◆ EXERCISE OBJECTIVE: Every record below is to be retyped exactly.

◆ GIVEN ENTRIES:
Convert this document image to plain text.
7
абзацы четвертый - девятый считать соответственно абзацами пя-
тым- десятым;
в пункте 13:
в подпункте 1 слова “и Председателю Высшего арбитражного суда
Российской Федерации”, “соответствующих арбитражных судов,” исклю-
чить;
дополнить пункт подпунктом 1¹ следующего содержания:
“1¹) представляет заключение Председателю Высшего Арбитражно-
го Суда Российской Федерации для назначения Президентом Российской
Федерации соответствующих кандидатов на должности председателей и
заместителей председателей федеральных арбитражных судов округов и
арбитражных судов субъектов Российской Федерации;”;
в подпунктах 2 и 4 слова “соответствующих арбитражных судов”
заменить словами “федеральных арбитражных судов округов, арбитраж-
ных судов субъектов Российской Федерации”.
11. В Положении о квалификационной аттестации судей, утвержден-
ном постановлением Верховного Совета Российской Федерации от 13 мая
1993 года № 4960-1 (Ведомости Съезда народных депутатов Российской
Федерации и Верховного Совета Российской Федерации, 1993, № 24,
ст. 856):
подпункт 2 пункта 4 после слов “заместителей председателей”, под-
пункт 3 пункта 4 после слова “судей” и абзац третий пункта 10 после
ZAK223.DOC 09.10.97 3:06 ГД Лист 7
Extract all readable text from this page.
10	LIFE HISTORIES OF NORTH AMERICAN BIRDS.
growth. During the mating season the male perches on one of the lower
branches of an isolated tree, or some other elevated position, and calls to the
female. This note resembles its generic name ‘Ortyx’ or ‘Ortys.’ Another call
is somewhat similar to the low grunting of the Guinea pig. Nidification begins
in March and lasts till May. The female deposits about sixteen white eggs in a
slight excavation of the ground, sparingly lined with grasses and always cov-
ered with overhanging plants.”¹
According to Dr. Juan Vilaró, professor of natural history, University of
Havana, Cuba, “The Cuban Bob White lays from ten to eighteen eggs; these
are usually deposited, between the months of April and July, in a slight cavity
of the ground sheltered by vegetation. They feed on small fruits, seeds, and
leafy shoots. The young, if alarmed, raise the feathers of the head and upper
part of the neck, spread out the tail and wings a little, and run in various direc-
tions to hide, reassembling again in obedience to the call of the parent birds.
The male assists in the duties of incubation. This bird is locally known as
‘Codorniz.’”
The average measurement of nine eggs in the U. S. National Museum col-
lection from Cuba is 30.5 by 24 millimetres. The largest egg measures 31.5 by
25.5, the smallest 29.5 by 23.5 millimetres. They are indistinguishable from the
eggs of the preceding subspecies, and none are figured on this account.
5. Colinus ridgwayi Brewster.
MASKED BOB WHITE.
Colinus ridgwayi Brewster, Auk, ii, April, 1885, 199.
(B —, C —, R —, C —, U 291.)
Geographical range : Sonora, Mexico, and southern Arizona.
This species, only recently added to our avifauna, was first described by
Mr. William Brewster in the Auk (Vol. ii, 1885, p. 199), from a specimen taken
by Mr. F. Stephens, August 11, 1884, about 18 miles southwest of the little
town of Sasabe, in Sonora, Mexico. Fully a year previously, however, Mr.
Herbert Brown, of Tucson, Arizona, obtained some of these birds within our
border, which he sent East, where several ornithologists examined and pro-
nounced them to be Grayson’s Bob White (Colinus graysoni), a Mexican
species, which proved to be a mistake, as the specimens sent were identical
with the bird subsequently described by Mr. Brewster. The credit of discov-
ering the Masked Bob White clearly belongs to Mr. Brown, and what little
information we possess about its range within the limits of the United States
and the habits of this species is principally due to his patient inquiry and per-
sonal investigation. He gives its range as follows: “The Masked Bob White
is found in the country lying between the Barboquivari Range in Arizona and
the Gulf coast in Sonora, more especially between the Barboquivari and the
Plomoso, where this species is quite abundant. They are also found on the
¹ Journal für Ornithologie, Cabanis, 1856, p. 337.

◆ TASK ANSWER:
Convert this document image to plain text.
7
абзацы четвертый - девятый считать соответственно абзацами пя-
тым- десятым;
в пункте 13:
в подпункте 1 слова “и Председателю Высшего арбитражного суда
Российской Федерации”, “соответствующих арбитражных судов,” исклю-
чить;
дополнить пункт подпунктом 1¹ следующего содержания:
“1¹) представляет заключение Председателю Высшего Арбитражно-
го Суда Российской Федерации для назначения Президентом Российской
Федерации соответствующих кандидатов на должности председателей и
заместителей председателей федеральных арбитражных судов округов и
арбитражных судов субъектов Российской Федерации;”;
в подпунктах 2 и 4 слова “соответствующих арбитражных судов”
заменить словами “федеральных арбитражных судов округов, арбитраж-
ных судов субъектов Российской Федерации”.
11. В Положении о квалификационной аттестации судей, утвержден-
ном постановлением Верховного Совета Российской Федерации от 13 мая
1993 года № 4960-1 (Ведомости Съезда народных депутатов Российской
Федерации и Верховного Совета Российской Федерации, 1993, № 24,
ст. 856):
подпункт 2 пункта 4 после слов “заместителей председателей”, под-
пункт 3 пункта 4 после слова “судей” и абзац третий пункта 10 после
ZAK223.DOC 09.10.97 3:06 ГД Лист 7
Extract all readable text from this page.
10	LIFE HISTORIES OF NORTH AMERICAN BIRDS.
growth. During the mating season the male perches on one of the lower
branches of an isolated tree, or some other elevated position, and calls to the
female. This note resembles its generic name ‘Ortyx’ or ‘Ortys.’ Another call
is somewhat similar to the low grunting of the Guinea pig. Nidification begins
in March and lasts till May. The female deposits about sixteen white eggs in a
slight excavation of the ground, sparingly lined with grasses and always cov-
ered with overhanging plants.”¹
According to Dr. Juan Vilaró, professor of natural history, University of
Havana, Cuba, “The Cuban Bob White lays from ten to eighteen eggs; these
are usually deposited, between the months of April and July, in a slight cavity
of the ground sheltered by vegetation. They feed on small fruits, seeds, and
leafy shoots. The young, if alarmed, raise the feathers of the head and upper
part of the neck, spread out the tail and wings a little, and run in various direc-
tions to hide, reassembling again in obedience to the call of the parent birds.
The male assists in the duties of incubation. This bird is locally known as
‘Codorniz.’”
The average measurement of nine eggs in the U. S. National Museum col-
lection from Cuba is 30.5 by 24 millimetres. The largest egg measures 31.5 by
25.5, the smallest 29.5 by 23.5 millimetres. They are indistinguishable from the
eggs of the preceding subspecies, and none are figured on this account.
5. Colinus ridgwayi Brewster.
MASKED BOB WHITE.
Colinus ridgwayi Brewster, Auk, ii, April, 1885, 199.
(B —, C —, R —, C —, U 291.)
Geographical range : Sonora, Mexico, and southern Arizona.
This species, only recently added to our avifauna, was first described by
Mr. William Brewster in the Auk (Vol. ii, 1885, p. 199), from a specimen taken
by Mr. F. Stephens, August 11, 1884, about 18 miles southwest of the little
town of Sasabe, in Sonora, Mexico. Fully a year previously, however, Mr.
Herbert Brown, of Tucson, Arizona, obtained some of these birds within our
border, which he sent East, where several ornithologists examined and pro-
nounced them to be Grayson’s Bob White (Colinus graysoni), a Mexican
species, which proved to be a mistake, as the specimens sent were identical
with the bird subsequently described by Mr. Brewster. The credit of discov-
ering the Masked Bob White clearly belongs to Mr. Brown, and what little
information we possess about its range within the limits of the United States
and the habits of this species is principally due to his patient inquiry and per-
sonal investigation. He gives its range as follows: “The Masked Bob White
is found in the country lying between the Barboquivari Range in Arizona and
the Gulf coast in Sonora, more especially between the Barboquivari and the
Plomoso, where this species is quite abundant. They are also found on the
¹ Journal für Ornithologie, Cabanis, 1856, p. 337.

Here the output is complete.